■ **GIVEN RECORDS**:

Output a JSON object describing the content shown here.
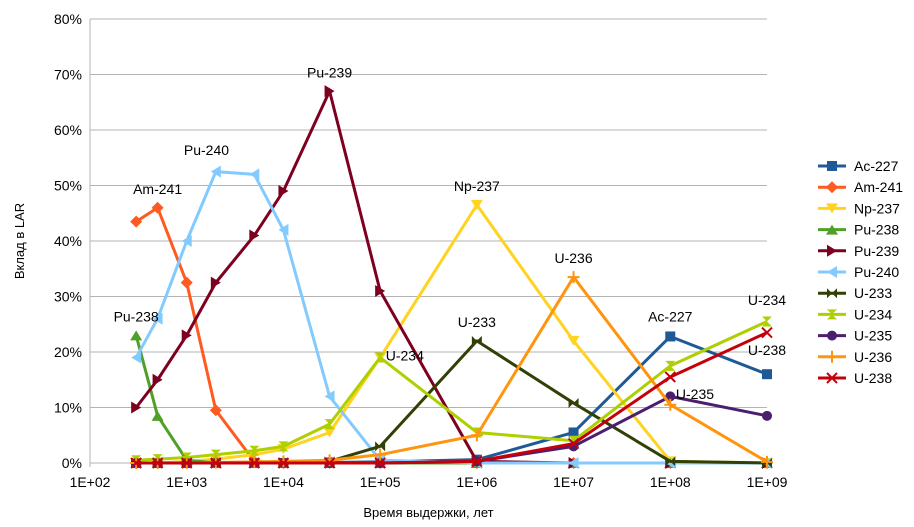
{
  "chart_data": {
    "type": "line",
    "title": "",
    "xlabel": "Время выдержки, лет",
    "ylabel": "Вклад в LAR",
    "x_scale": "log",
    "xlim": [
      100,
      1000000000
    ],
    "ylim": [
      0,
      80
    ],
    "x_ticks": [
      "1E+02",
      "1E+03",
      "1E+04",
      "1E+05",
      "1E+06",
      "1E+07",
      "1E+08",
      "1E+09"
    ],
    "y_ticks": [
      "0%",
      "10%",
      "20%",
      "30%",
      "40%",
      "50%",
      "60%",
      "70%",
      "80%"
    ],
    "grid": "horizontal",
    "legend_position": "right",
    "series": [
      {
        "name": "Ac-227",
        "color": "#1F5A96",
        "marker": "square",
        "x": [
          300,
          500,
          1000,
          2000,
          5000,
          10000,
          30000,
          100000,
          1000000,
          10000000,
          100000000,
          1000000000
        ],
        "values": [
          0,
          0,
          0,
          0,
          0,
          0,
          0.1,
          0.2,
          0.6,
          5.5,
          22.8,
          16
        ]
      },
      {
        "name": "Am-241",
        "color": "#FF5A1F",
        "marker": "diamond",
        "x": [
          300,
          500,
          1000,
          2000,
          5000,
          10000,
          30000,
          100000,
          1000000,
          10000000,
          100000000,
          1000000000
        ],
        "values": [
          43.5,
          46,
          32.5,
          9.5,
          0.3,
          0,
          0,
          0,
          0,
          0,
          0,
          0
        ]
      },
      {
        "name": "Np-237",
        "color": "#FFD320",
        "marker": "triangle-down",
        "x": [
          300,
          500,
          1000,
          2000,
          5000,
          10000,
          30000,
          100000,
          1000000,
          10000000,
          100000000,
          1000000000
        ],
        "values": [
          0,
          0,
          0.3,
          0.7,
          1.5,
          2.5,
          5.5,
          19,
          46.5,
          22,
          0.3,
          0
        ]
      },
      {
        "name": "Pu-238",
        "color": "#4FA028",
        "marker": "triangle-up",
        "x": [
          300,
          500,
          1000,
          2000,
          5000,
          10000,
          30000,
          100000,
          1000000,
          10000000,
          100000000,
          1000000000
        ],
        "values": [
          23,
          8.5,
          0.5,
          0,
          0,
          0,
          0,
          0,
          0,
          0,
          0,
          0
        ]
      },
      {
        "name": "Pu-239",
        "color": "#7E0021",
        "marker": "triangle-right",
        "x": [
          300,
          500,
          1000,
          2000,
          5000,
          10000,
          30000,
          100000,
          1000000,
          10000000,
          100000000,
          1000000000
        ],
        "values": [
          10,
          15,
          23,
          32.5,
          41,
          49,
          67,
          31,
          0.3,
          0,
          0,
          0
        ]
      },
      {
        "name": "Pu-240",
        "color": "#83CAFF",
        "marker": "triangle-left",
        "x": [
          300,
          500,
          1000,
          2000,
          5000,
          10000,
          30000,
          100000,
          1000000,
          10000000,
          100000000,
          1000000000
        ],
        "values": [
          19,
          26,
          40,
          52.5,
          52,
          42,
          12,
          0.5,
          0,
          0,
          0,
          0
        ]
      },
      {
        "name": "U-233",
        "color": "#314004",
        "marker": "bowtie",
        "x": [
          300,
          500,
          1000,
          2000,
          5000,
          10000,
          30000,
          100000,
          1000000,
          10000000,
          100000000,
          1000000000
        ],
        "values": [
          0,
          0,
          0,
          0,
          0,
          0,
          0.3,
          3,
          22,
          10.8,
          0.3,
          0
        ]
      },
      {
        "name": "U-234",
        "color": "#AECF00",
        "marker": "hourglass",
        "x": [
          300,
          500,
          1000,
          2000,
          5000,
          10000,
          30000,
          100000,
          1000000,
          10000000,
          100000000,
          1000000000
        ],
        "values": [
          0.5,
          0.7,
          1,
          1.5,
          2.2,
          3,
          7,
          19,
          5.5,
          4,
          17.5,
          25.5
        ]
      },
      {
        "name": "U-235",
        "color": "#4B1F6F",
        "marker": "circle",
        "x": [
          300,
          500,
          1000,
          2000,
          5000,
          10000,
          30000,
          100000,
          1000000,
          10000000,
          100000000,
          1000000000
        ],
        "values": [
          0,
          0,
          0,
          0,
          0,
          0,
          0,
          0,
          0.3,
          3,
          12,
          8.5
        ]
      },
      {
        "name": "U-236",
        "color": "#FF950E",
        "marker": "plus",
        "x": [
          300,
          500,
          1000,
          2000,
          5000,
          10000,
          30000,
          100000,
          1000000,
          10000000,
          100000000,
          1000000000
        ],
        "values": [
          0,
          0,
          0,
          0.1,
          0.2,
          0.3,
          0.5,
          1.5,
          5,
          33.5,
          10.5,
          0.2
        ]
      },
      {
        "name": "U-238",
        "color": "#C5000B",
        "marker": "x",
        "x": [
          300,
          500,
          1000,
          2000,
          5000,
          10000,
          30000,
          100000,
          1000000,
          10000000,
          100000000,
          1000000000
        ],
        "values": [
          0,
          0,
          0,
          0,
          0,
          0,
          0,
          0,
          0.3,
          3.5,
          15.5,
          23.5
        ]
      }
    ],
    "annotations": [
      {
        "text": "Am-241",
        "x": 500,
        "y": 48.5
      },
      {
        "text": "Pu-240",
        "x": 1600,
        "y": 55.5
      },
      {
        "text": "Pu-239",
        "x": 30000,
        "y": 69.5
      },
      {
        "text": "Pu-238",
        "x": 300,
        "y": 25.5
      },
      {
        "text": "Np-237",
        "x": 1000000,
        "y": 49
      },
      {
        "text": "U-234",
        "x": 180000,
        "y": 18.5
      },
      {
        "text": "U-233",
        "x": 1000000,
        "y": 24.5
      },
      {
        "text": "U-236",
        "x": 10000000,
        "y": 36
      },
      {
        "text": "Ac-227",
        "x": 100000000,
        "y": 25.5
      },
      {
        "text": "U-235",
        "x": 180000000,
        "y": 11.5
      },
      {
        "text": "U-234",
        "x": 1000000000,
        "y": 28.5
      },
      {
        "text": "U-238",
        "x": 1000000000,
        "y": 19.5
      }
    ]
  }
}
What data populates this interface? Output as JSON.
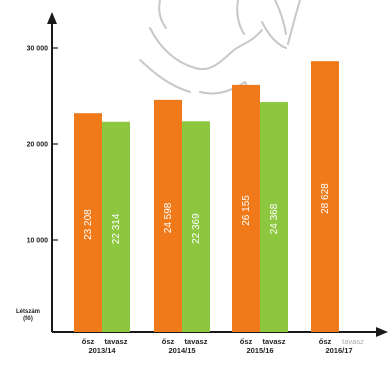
{
  "colors": {
    "osz": "#f07a1a",
    "tavasz": "#8dc63f",
    "axis": "#1a1a1a",
    "label": "#222222",
    "muted": "#a9a9a9",
    "sketch": "#c8c8c8"
  },
  "chart_data": {
    "type": "bar",
    "title": "",
    "xlabel": "",
    "ylabel": [
      "Létszám",
      "(fő)"
    ],
    "ylim": [
      0,
      34000
    ],
    "yticks": [
      {
        "value": 10000,
        "label": "10 000"
      },
      {
        "value": 20000,
        "label": "20 000"
      },
      {
        "value": 30000,
        "label": "30 000"
      }
    ],
    "season_labels": {
      "osz": "ősz",
      "tavasz": "tavasz"
    },
    "categories": [
      "2013/14",
      "2014/15",
      "2015/16",
      "2016/17"
    ],
    "series": [
      {
        "name": "ősz",
        "key": "osz",
        "values": [
          23208,
          24598,
          26155,
          28628
        ],
        "labels": [
          "23 208",
          "24 598",
          "26 155",
          "28 628"
        ]
      },
      {
        "name": "tavasz",
        "key": "tavasz",
        "values": [
          22314,
          22369,
          24368,
          null
        ],
        "labels": [
          "22 314",
          "22 369",
          "24 368",
          ""
        ]
      }
    ],
    "muted_season": {
      "category_index": 3,
      "series_key": "tavasz"
    },
    "grid": false,
    "legend": "none"
  }
}
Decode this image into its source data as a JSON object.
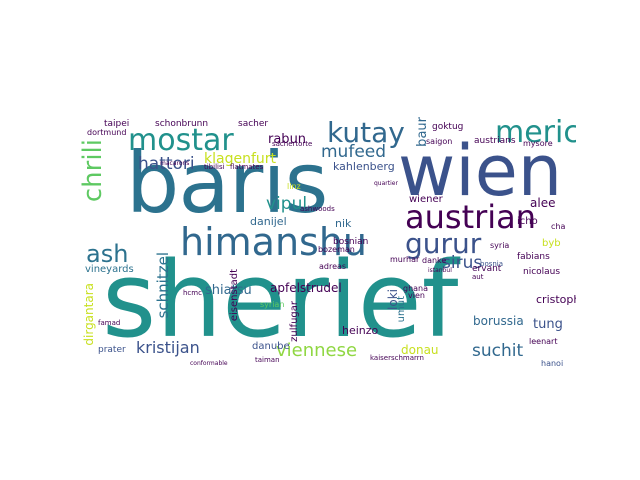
{
  "palette": {
    "dark_purple": "#440154",
    "indigo": "#3b528b",
    "blue": "#31688e",
    "teal": "#21918c",
    "teal_dark": "#2c728e",
    "green": "#35b779",
    "green_light": "#5ec962",
    "lime": "#90d743",
    "yellow": "#c8e020",
    "bright_yellow": "#fde725"
  },
  "words": [
    "sherief",
    "baris",
    "wien",
    "himanshu",
    "austrian",
    "mostar",
    "kutay",
    "meric",
    "gurur",
    "chrili",
    "ash",
    "hattori",
    "klagenfurt",
    "rabun",
    "mufeed",
    "baur",
    "kahlenberg",
    "vipul",
    "sirus",
    "schnitzel",
    "apfelstrudel",
    "shiatsu",
    "viennese",
    "kristijan",
    "suchit",
    "donau",
    "tung",
    "cristoph",
    "borussia",
    "heinzo",
    "dirgantara",
    "danube",
    "prater",
    "vineyards",
    "umut",
    "loki",
    "danijel",
    "eisenstadt",
    "bosnian",
    "nik",
    "zulfugar",
    "wiener",
    "alee",
    "icho",
    "byb",
    "fabians",
    "nicolaus",
    "leenart",
    "hanoi",
    "goktug",
    "austrians",
    "saigon",
    "schonbrunn",
    "sacher",
    "taipei",
    "dortmund",
    "bozeman",
    "murhar",
    "danke",
    "adreas",
    "syrian",
    "ghana",
    "vien",
    "kaiserschmarrn",
    "hcmc",
    "cha",
    "syria",
    "ervant",
    "bosnia",
    "ashwoods",
    "sachertorte",
    "tibilisi",
    "flatmates",
    "linz",
    "mysore",
    "quartier",
    "istanbul",
    "aut",
    "macarons",
    "famad",
    "conformable",
    "taiman"
  ]
}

■ **PROBLEM**:
Copy out every line where the word "triangle" occurs.

■ **RESPONSE FOR THIS EXERCISE**:
        "marker": "triangle-down",
        "marker": "triangle-up",
        "marker": "triangle-right",
        "marker": "triangle-left",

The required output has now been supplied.